___ BRANO PROPOSTO

Cinque mesi dopo aver assunto la presidenza dell’Unione Europea, il primo ministro britannico Tony Blair è ripartito proprio da lí, da quell’offerta fatta a giugno dai nuovi membri.

E nella sua proposta per il bilancio europeo 2007- 2013 ha ridotto gli aiuti destinati alle regioni piú povere.

I sussidi regionali saranno pari a 296 miliardi di euro, di cui 150 andranno ai paesi che hanno aderito l’anno scorso.

La Polonia incasserà il maggior contributo, 54 miliardi di euro, seguita da Repubblica Ceca e Ungheria.

Ma in tutto i nuovi stati perdono 14 miliardi di euro, rispetto alla proposta lussemburghese.

______
___ RIGHE FORNITE

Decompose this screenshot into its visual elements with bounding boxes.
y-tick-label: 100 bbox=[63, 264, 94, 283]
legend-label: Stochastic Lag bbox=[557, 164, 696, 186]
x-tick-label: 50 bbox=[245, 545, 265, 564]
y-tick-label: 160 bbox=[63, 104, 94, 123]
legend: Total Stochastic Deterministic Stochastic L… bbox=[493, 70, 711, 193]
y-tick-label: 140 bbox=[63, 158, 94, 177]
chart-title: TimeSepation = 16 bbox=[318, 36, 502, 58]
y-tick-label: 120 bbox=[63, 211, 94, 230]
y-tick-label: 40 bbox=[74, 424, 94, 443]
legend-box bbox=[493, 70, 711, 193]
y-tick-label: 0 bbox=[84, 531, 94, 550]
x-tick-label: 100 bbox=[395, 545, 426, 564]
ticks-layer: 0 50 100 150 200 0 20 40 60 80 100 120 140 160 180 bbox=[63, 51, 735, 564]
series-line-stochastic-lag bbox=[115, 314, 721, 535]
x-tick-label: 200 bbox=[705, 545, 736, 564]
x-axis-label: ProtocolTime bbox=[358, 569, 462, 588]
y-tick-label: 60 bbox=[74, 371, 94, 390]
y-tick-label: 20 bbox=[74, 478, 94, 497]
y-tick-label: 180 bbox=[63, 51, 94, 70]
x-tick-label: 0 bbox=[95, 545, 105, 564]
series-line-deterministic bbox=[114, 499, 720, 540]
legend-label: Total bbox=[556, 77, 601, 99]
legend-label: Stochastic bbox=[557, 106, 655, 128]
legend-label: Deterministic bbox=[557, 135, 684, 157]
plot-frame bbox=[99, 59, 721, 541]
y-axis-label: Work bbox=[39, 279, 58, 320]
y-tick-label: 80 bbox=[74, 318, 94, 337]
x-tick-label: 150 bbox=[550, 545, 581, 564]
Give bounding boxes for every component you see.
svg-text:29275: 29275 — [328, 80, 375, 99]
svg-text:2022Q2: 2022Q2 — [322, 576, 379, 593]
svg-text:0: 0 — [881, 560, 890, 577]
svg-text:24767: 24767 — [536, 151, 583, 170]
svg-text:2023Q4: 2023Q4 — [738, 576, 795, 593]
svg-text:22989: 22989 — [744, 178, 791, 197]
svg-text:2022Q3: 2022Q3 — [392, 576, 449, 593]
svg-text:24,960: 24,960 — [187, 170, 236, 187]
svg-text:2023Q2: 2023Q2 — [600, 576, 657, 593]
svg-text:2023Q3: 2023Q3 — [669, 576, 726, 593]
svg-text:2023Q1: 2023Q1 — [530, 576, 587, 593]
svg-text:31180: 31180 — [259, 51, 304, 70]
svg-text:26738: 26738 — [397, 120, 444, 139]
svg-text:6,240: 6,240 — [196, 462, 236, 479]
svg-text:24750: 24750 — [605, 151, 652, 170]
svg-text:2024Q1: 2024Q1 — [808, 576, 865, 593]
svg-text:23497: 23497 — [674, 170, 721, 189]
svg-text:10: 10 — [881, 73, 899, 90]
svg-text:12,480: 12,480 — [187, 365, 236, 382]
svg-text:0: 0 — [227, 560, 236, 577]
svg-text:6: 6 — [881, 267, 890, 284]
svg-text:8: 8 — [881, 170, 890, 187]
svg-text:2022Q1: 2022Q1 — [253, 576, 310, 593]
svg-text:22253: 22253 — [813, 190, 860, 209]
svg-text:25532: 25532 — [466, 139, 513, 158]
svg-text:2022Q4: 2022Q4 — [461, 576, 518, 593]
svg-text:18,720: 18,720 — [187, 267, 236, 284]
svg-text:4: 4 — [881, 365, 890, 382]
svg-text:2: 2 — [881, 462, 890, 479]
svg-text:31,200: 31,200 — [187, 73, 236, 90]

______

> **ESERCIZI**
- A) Nel brano sul bilancio europeo 2007-2013, quale paese riceverà il contributo piú alto e di quanti miliardi di euro?
- B) Riprendi il brano sul bilancio europeo e scrivi il seguito dopo la sua ultima frase.

> **RISULTATI ATTESI**
- A) La Polonia, con 54 miliardi di euro.

- B)
Per addolcire la pillola, la Gran Bretagna ha suggerito una maggior flessibilità per ottenere i fondi destinati allo sviluppo delle infrastrutture.

I nuovi paesi membri avranno piú tempo per spendere i sussidi europei senza rischiare di perderli, tre anni invece di due.

Inoltre aumenta la quota di partecipazione dell’Europa, i sussidi copriranno fino all’85% dei costi del progetto.

Londra ha avvertito i nuovi stati, senza accordo i finanziamenti europei potrebbero arrivare solo tra un paio d’anni.